DIRECTION: Print out the material that follows word for word.

EXTRACTED RECORDS:
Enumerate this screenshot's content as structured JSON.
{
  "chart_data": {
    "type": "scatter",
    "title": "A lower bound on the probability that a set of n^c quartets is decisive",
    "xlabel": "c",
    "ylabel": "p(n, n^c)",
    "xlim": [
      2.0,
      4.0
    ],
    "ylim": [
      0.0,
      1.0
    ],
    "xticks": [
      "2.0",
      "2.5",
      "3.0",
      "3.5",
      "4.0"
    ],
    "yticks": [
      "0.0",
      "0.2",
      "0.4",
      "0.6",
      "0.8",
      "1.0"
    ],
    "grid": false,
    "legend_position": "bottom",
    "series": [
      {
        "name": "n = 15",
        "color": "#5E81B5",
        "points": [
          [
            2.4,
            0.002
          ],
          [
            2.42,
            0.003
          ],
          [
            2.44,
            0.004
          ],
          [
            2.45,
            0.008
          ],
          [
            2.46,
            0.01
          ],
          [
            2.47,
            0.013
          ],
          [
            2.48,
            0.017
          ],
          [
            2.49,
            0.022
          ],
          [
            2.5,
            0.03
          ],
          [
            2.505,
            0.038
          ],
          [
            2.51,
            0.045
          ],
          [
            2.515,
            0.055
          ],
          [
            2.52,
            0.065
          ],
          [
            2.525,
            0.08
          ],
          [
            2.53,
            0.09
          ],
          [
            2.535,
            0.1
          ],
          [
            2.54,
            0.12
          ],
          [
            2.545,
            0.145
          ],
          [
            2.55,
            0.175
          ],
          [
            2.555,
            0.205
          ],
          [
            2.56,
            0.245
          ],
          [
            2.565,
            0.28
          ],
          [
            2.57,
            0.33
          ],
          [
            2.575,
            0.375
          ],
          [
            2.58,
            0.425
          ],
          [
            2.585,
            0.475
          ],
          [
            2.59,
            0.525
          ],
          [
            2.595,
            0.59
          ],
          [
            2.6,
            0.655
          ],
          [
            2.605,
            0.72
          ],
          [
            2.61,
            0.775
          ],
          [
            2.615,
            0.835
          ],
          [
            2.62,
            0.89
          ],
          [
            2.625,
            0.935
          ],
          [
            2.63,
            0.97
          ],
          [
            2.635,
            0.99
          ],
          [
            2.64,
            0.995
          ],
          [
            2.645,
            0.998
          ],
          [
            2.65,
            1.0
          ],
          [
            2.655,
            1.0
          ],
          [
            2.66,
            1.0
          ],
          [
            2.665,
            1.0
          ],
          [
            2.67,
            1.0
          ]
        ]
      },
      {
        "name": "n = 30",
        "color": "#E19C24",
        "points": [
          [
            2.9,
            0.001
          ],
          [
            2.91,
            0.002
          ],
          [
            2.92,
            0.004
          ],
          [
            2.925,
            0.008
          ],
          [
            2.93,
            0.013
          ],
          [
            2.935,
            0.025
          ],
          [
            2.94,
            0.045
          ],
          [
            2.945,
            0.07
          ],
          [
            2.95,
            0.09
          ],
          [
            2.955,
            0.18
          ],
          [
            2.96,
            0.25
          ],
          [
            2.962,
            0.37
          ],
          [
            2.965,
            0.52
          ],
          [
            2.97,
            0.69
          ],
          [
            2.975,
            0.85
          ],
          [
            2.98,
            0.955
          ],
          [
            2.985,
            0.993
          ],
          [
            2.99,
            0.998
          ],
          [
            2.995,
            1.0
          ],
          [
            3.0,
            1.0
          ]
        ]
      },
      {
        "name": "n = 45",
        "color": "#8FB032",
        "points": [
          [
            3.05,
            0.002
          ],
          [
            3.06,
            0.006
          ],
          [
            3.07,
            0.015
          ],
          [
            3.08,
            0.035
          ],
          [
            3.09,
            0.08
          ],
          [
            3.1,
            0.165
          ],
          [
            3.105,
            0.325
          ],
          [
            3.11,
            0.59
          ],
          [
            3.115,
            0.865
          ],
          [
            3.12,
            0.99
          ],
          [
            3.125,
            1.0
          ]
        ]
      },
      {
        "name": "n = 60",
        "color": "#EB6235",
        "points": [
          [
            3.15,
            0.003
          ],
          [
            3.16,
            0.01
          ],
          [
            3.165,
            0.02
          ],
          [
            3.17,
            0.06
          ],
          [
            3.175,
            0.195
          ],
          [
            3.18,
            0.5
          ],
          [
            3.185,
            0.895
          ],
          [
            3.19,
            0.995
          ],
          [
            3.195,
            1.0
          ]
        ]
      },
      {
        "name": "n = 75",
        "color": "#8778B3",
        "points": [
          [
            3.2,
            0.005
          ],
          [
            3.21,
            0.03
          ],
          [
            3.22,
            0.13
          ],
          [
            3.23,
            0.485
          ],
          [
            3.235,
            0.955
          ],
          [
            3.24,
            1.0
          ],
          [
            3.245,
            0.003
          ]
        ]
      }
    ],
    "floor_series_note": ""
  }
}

RESULT BELOW:
Enumerate this screenshot's content as structured JSON.
{
  "chart_data": {
    "type": "scatter",
    "title": "A lower bound on the probability that a set of n^c quartets is decisive",
    "xlabel": "c",
    "ylabel": "p(n, n^c)",
    "xlim": [
      2.0,
      4.0
    ],
    "ylim": [
      0.0,
      1.0
    ],
    "xticks": [
      "2.0",
      "2.5",
      "3.0",
      "3.5",
      "4.0"
    ],
    "yticks": [
      "0.0",
      "0.2",
      "0.4",
      "0.6",
      "0.8",
      "1.0"
    ],
    "grid": false,
    "legend_position": "bottom",
    "series": [
      {
        "name": "n = 15",
        "color": "#5E81B5",
        "points": [
          [
            2.4,
            0.002
          ],
          [
            2.42,
            0.003
          ],
          [
            2.44,
            0.004
          ],
          [
            2.45,
            0.008
          ],
          [
            2.46,
            0.01
          ],
          [
            2.47,
            0.013
          ],
          [
            2.48,
            0.017
          ],
          [
            2.49,
            0.022
          ],
          [
            2.5,
            0.03
          ],
          [
            2.505,
            0.038
          ],
          [
            2.51,
            0.045
          ],
          [
            2.515,
            0.055
          ],
          [
            2.52,
            0.065
          ],
          [
            2.525,
            0.08
          ],
          [
            2.53,
            0.09
          ],
          [
            2.535,
            0.1
          ],
          [
            2.54,
            0.12
          ],
          [
            2.545,
            0.145
          ],
          [
            2.55,
            0.175
          ],
          [
            2.555,
            0.205
          ],
          [
            2.56,
            0.245
          ],
          [
            2.565,
            0.28
          ],
          [
            2.57,
            0.33
          ],
          [
            2.575,
            0.375
          ],
          [
            2.58,
            0.425
          ],
          [
            2.585,
            0.475
          ],
          [
            2.59,
            0.525
          ],
          [
            2.595,
            0.59
          ],
          [
            2.6,
            0.655
          ],
          [
            2.605,
            0.72
          ],
          [
            2.61,
            0.775
          ],
          [
            2.615,
            0.835
          ],
          [
            2.62,
            0.89
          ],
          [
            2.625,
            0.935
          ],
          [
            2.63,
            0.97
          ],
          [
            2.635,
            0.99
          ],
          [
            2.64,
            0.995
          ],
          [
            2.645,
            0.998
          ],
          [
            2.65,
            1.0
          ],
          [
            2.655,
            1.0
          ],
          [
            2.66,
            1.0
          ],
          [
            2.665,
            1.0
          ],
          [
            2.67,
            1.0
          ]
        ]
      },
      {
        "name": "n = 30",
        "color": "#E19C24",
        "points": [
          [
            2.9,
            0.001
          ],
          [
            2.91,
            0.002
          ],
          [
            2.92,
            0.004
          ],
          [
            2.925,
            0.008
          ],
          [
            2.93,
            0.013
          ],
          [
            2.935,
            0.025
          ],
          [
            2.94,
            0.045
          ],
          [
            2.945,
            0.07
          ],
          [
            2.95,
            0.09
          ],
          [
            2.955,
            0.18
          ],
          [
            2.96,
            0.25
          ],
          [
            2.962,
            0.37
          ],
          [
            2.965,
            0.52
          ],
          [
            2.97,
            0.69
          ],
          [
            2.975,
            0.85
          ],
          [
            2.98,
            0.955
          ],
          [
            2.985,
            0.993
          ],
          [
            2.99,
            0.998
          ],
          [
            2.995,
            1.0
          ],
          [
            3.0,
            1.0
          ]
        ]
      },
      {
        "name": "n = 45",
        "color": "#8FB032",
        "points": [
          [
            3.05,
            0.002
          ],
          [
            3.06,
            0.006
          ],
          [
            3.07,
            0.015
          ],
          [
            3.08,
            0.035
          ],
          [
            3.09,
            0.08
          ],
          [
            3.1,
            0.165
          ],
          [
            3.105,
            0.325
          ],
          [
            3.11,
            0.59
          ],
          [
            3.115,
            0.865
          ],
          [
            3.12,
            0.99
          ],
          [
            3.125,
            1.0
          ]
        ]
      },
      {
        "name": "n = 60",
        "color": "#EB6235",
        "points": [
          [
            3.15,
            0.003
          ],
          [
            3.16,
            0.01
          ],
          [
            3.165,
            0.02
          ],
          [
            3.17,
            0.06
          ],
          [
            3.175,
            0.195
          ],
          [
            3.18,
            0.5
          ],
          [
            3.185,
            0.895
          ],
          [
            3.19,
            0.995
          ],
          [
            3.195,
            1.0
          ]
        ]
      },
      {
        "name": "n = 75",
        "color": "#8778B3",
        "points": [
          [
            3.2,
            0.005
          ],
          [
            3.21,
            0.03
          ],
          [
            3.22,
            0.13
          ],
          [
            3.23,
            0.485
          ],
          [
            3.235,
            0.955
          ],
          [
            3.24,
            1.0
          ],
          [
            3.245,
            0.003
          ]
        ]
      }
    ],
    "floor_series_note": ""
  }
}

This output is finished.